▶ _Set problem_
Retype the records below exactly as they appear, but leave out any pictures.
--- --- ---
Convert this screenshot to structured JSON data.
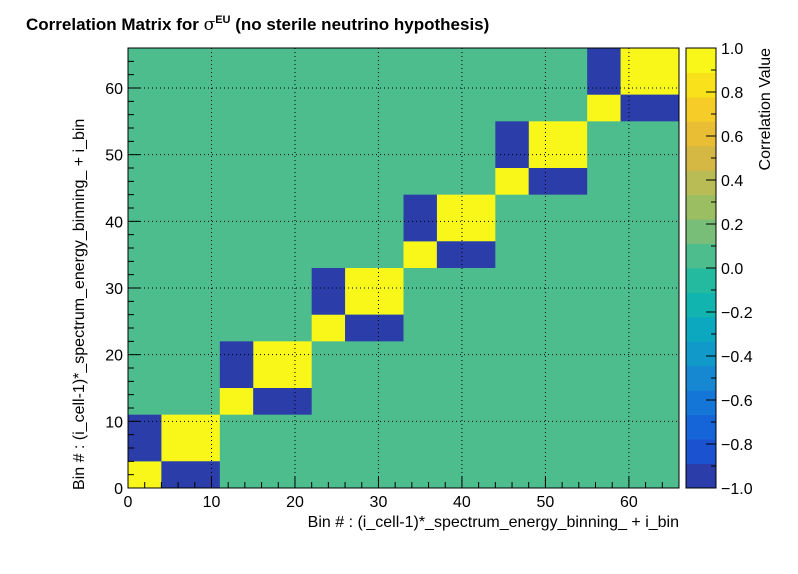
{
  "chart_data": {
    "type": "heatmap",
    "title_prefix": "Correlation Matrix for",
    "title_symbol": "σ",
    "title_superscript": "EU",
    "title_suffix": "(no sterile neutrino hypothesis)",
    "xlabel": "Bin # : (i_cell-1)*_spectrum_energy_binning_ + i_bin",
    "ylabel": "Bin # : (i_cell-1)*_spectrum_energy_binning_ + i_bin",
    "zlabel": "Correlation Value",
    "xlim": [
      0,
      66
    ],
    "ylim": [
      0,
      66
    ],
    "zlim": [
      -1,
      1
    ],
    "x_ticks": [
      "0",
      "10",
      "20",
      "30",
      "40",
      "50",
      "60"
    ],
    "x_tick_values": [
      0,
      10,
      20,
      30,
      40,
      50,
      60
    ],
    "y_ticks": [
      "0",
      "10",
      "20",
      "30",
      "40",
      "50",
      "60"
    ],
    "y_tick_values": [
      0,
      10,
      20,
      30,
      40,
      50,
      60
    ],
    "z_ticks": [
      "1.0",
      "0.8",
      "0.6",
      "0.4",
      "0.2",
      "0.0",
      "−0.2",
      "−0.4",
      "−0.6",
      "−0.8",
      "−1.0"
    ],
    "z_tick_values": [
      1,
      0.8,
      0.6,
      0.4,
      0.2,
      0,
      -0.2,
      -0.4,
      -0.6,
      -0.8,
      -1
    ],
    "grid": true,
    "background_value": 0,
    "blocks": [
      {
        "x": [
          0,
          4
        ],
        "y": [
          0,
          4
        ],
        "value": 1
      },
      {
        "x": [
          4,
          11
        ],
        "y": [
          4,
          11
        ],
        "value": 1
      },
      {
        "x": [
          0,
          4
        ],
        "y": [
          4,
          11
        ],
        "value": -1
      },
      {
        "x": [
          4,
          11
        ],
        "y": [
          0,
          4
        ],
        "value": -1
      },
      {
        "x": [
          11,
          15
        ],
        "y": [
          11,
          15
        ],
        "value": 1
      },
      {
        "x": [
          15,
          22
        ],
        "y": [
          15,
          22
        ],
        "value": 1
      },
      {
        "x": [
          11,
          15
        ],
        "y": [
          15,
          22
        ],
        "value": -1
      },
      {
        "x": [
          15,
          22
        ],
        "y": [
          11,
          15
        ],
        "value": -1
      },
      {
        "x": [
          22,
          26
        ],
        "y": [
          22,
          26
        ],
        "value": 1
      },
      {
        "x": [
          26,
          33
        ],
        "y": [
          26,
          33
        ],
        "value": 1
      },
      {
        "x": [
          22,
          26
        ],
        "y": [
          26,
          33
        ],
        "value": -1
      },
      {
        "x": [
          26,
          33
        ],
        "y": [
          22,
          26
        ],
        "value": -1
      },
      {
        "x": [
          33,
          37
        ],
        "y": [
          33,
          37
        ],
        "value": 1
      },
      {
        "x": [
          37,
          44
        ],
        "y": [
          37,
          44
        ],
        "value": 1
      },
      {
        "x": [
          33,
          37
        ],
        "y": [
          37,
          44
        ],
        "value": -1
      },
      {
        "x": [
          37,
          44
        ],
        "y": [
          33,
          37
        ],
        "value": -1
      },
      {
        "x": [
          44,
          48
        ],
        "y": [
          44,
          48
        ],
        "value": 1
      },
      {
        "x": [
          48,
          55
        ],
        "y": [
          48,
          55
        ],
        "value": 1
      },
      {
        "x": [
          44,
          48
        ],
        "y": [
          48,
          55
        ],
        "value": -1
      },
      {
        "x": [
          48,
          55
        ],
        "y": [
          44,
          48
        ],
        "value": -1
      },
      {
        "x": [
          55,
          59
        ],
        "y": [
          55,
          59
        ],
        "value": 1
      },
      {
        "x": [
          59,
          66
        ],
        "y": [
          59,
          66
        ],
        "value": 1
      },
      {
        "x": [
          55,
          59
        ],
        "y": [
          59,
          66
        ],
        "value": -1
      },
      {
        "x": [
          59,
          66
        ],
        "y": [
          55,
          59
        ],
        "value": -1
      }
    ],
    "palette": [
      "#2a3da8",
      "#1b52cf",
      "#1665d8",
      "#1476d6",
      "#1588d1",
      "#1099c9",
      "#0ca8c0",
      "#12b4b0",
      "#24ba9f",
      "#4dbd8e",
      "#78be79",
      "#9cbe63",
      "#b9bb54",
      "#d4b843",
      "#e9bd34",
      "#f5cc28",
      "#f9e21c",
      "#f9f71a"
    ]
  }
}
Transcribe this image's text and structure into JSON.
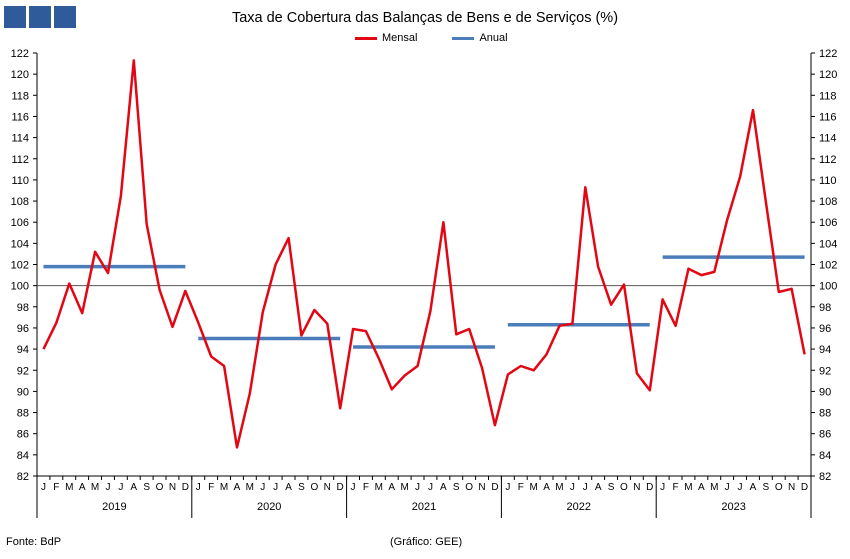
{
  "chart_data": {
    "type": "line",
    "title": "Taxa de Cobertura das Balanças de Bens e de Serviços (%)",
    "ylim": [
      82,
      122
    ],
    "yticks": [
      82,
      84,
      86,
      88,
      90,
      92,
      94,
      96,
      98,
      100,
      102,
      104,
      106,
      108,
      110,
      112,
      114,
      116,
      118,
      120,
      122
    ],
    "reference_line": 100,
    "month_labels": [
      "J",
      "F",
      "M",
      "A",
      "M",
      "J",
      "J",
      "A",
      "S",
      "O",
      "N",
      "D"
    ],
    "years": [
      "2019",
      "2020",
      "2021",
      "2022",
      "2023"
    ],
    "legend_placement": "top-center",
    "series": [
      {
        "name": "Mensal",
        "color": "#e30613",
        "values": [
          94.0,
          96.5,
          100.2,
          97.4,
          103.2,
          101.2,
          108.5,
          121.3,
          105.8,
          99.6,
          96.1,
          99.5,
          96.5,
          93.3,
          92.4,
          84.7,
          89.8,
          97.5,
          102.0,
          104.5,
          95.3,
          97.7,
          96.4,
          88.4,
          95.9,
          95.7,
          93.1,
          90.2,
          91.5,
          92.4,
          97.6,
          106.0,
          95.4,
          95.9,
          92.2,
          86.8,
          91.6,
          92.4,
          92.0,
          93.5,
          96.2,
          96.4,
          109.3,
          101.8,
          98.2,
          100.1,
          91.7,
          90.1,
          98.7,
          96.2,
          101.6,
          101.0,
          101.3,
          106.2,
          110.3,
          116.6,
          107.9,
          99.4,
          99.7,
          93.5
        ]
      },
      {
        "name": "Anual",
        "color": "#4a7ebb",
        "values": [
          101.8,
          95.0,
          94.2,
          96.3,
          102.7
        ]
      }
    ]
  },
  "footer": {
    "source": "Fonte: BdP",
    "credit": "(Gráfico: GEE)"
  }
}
--- --- ---
▶ _Reply to the exercise_
Convert this screenshot to structured JSON data.
{
  "chart_data": {
    "type": "heatmap",
    "title_prefix": "Correlation Matrix for",
    "title_symbol": "σ",
    "title_superscript": "EU",
    "title_suffix": "(no sterile neutrino hypothesis)",
    "xlabel": "Bin # : (i_cell-1)*_spectrum_energy_binning_ + i_bin",
    "ylabel": "Bin # : (i_cell-1)*_spectrum_energy_binning_ + i_bin",
    "zlabel": "Correlation Value",
    "xlim": [
      0,
      66
    ],
    "ylim": [
      0,
      66
    ],
    "zlim": [
      -1,
      1
    ],
    "x_ticks": [
      "0",
      "10",
      "20",
      "30",
      "40",
      "50",
      "60"
    ],
    "x_tick_values": [
      0,
      10,
      20,
      30,
      40,
      50,
      60
    ],
    "y_ticks": [
      "0",
      "10",
      "20",
      "30",
      "40",
      "50",
      "60"
    ],
    "y_tick_values": [
      0,
      10,
      20,
      30,
      40,
      50,
      60
    ],
    "z_ticks": [
      "1.0",
      "0.8",
      "0.6",
      "0.4",
      "0.2",
      "0.0",
      "−0.2",
      "−0.4",
      "−0.6",
      "−0.8",
      "−1.0"
    ],
    "z_tick_values": [
      1,
      0.8,
      0.6,
      0.4,
      0.2,
      0,
      -0.2,
      -0.4,
      -0.6,
      -0.8,
      -1
    ],
    "grid": true,
    "background_value": 0,
    "blocks": [
      {
        "x": [
          0,
          4
        ],
        "y": [
          0,
          4
        ],
        "value": 1
      },
      {
        "x": [
          4,
          11
        ],
        "y": [
          4,
          11
        ],
        "value": 1
      },
      {
        "x": [
          0,
          4
        ],
        "y": [
          4,
          11
        ],
        "value": -1
      },
      {
        "x": [
          4,
          11
        ],
        "y": [
          0,
          4
        ],
        "value": -1
      },
      {
        "x": [
          11,
          15
        ],
        "y": [
          11,
          15
        ],
        "value": 1
      },
      {
        "x": [
          15,
          22
        ],
        "y": [
          15,
          22
        ],
        "value": 1
      },
      {
        "x": [
          11,
          15
        ],
        "y": [
          15,
          22
        ],
        "value": -1
      },
      {
        "x": [
          15,
          22
        ],
        "y": [
          11,
          15
        ],
        "value": -1
      },
      {
        "x": [
          22,
          26
        ],
        "y": [
          22,
          26
        ],
        "value": 1
      },
      {
        "x": [
          26,
          33
        ],
        "y": [
          26,
          33
        ],
        "value": 1
      },
      {
        "x": [
          22,
          26
        ],
        "y": [
          26,
          33
        ],
        "value": -1
      },
      {
        "x": [
          26,
          33
        ],
        "y": [
          22,
          26
        ],
        "value": -1
      },
      {
        "x": [
          33,
          37
        ],
        "y": [
          33,
          37
        ],
        "value": 1
      },
      {
        "x": [
          37,
          44
        ],
        "y": [
          37,
          44
        ],
        "value": 1
      },
      {
        "x": [
          33,
          37
        ],
        "y": [
          37,
          44
        ],
        "value": -1
      },
      {
        "x": [
          37,
          44
        ],
        "y": [
          33,
          37
        ],
        "value": -1
      },
      {
        "x": [
          44,
          48
        ],
        "y": [
          44,
          48
        ],
        "value": 1
      },
      {
        "x": [
          48,
          55
        ],
        "y": [
          48,
          55
        ],
        "value": 1
      },
      {
        "x": [
          44,
          48
        ],
        "y": [
          48,
          55
        ],
        "value": -1
      },
      {
        "x": [
          48,
          55
        ],
        "y": [
          44,
          48
        ],
        "value": -1
      },
      {
        "x": [
          55,
          59
        ],
        "y": [
          55,
          59
        ],
        "value": 1
      },
      {
        "x": [
          59,
          66
        ],
        "y": [
          59,
          66
        ],
        "value": 1
      },
      {
        "x": [
          55,
          59
        ],
        "y": [
          59,
          66
        ],
        "value": -1
      },
      {
        "x": [
          59,
          66
        ],
        "y": [
          55,
          59
        ],
        "value": -1
      }
    ],
    "palette": [
      "#2a3da8",
      "#1b52cf",
      "#1665d8",
      "#1476d6",
      "#1588d1",
      "#1099c9",
      "#0ca8c0",
      "#12b4b0",
      "#24ba9f",
      "#4dbd8e",
      "#78be79",
      "#9cbe63",
      "#b9bb54",
      "#d4b843",
      "#e9bd34",
      "#f5cc28",
      "#f9e21c",
      "#f9f71a"
    ]
  }
}
Transcribe this image's text and structure into JSON.
{
  "chart_data": {
    "type": "line",
    "title": "Taxa de Cobertura das Balanças de Bens e de Serviços (%)",
    "ylim": [
      82,
      122
    ],
    "yticks": [
      82,
      84,
      86,
      88,
      90,
      92,
      94,
      96,
      98,
      100,
      102,
      104,
      106,
      108,
      110,
      112,
      114,
      116,
      118,
      120,
      122
    ],
    "reference_line": 100,
    "month_labels": [
      "J",
      "F",
      "M",
      "A",
      "M",
      "J",
      "J",
      "A",
      "S",
      "O",
      "N",
      "D"
    ],
    "years": [
      "2019",
      "2020",
      "2021",
      "2022",
      "2023"
    ],
    "legend_placement": "top-center",
    "series": [
      {
        "name": "Mensal",
        "color": "#e30613",
        "values": [
          94.0,
          96.5,
          100.2,
          97.4,
          103.2,
          101.2,
          108.5,
          121.3,
          105.8,
          99.6,
          96.1,
          99.5,
          96.5,
          93.3,
          92.4,
          84.7,
          89.8,
          97.5,
          102.0,
          104.5,
          95.3,
          97.7,
          96.4,
          88.4,
          95.9,
          95.7,
          93.1,
          90.2,
          91.5,
          92.4,
          97.6,
          106.0,
          95.4,
          95.9,
          92.2,
          86.8,
          91.6,
          92.4,
          92.0,
          93.5,
          96.2,
          96.4,
          109.3,
          101.8,
          98.2,
          100.1,
          91.7,
          90.1,
          98.7,
          96.2,
          101.6,
          101.0,
          101.3,
          106.2,
          110.3,
          116.6,
          107.9,
          99.4,
          99.7,
          93.5
        ]
      },
      {
        "name": "Anual",
        "color": "#4a7ebb",
        "values": [
          101.8,
          95.0,
          94.2,
          96.3,
          102.7
        ]
      }
    ]
  },
  "footer": {
    "source": "Fonte: BdP",
    "credit": "(Gráfico: GEE)"
  }
}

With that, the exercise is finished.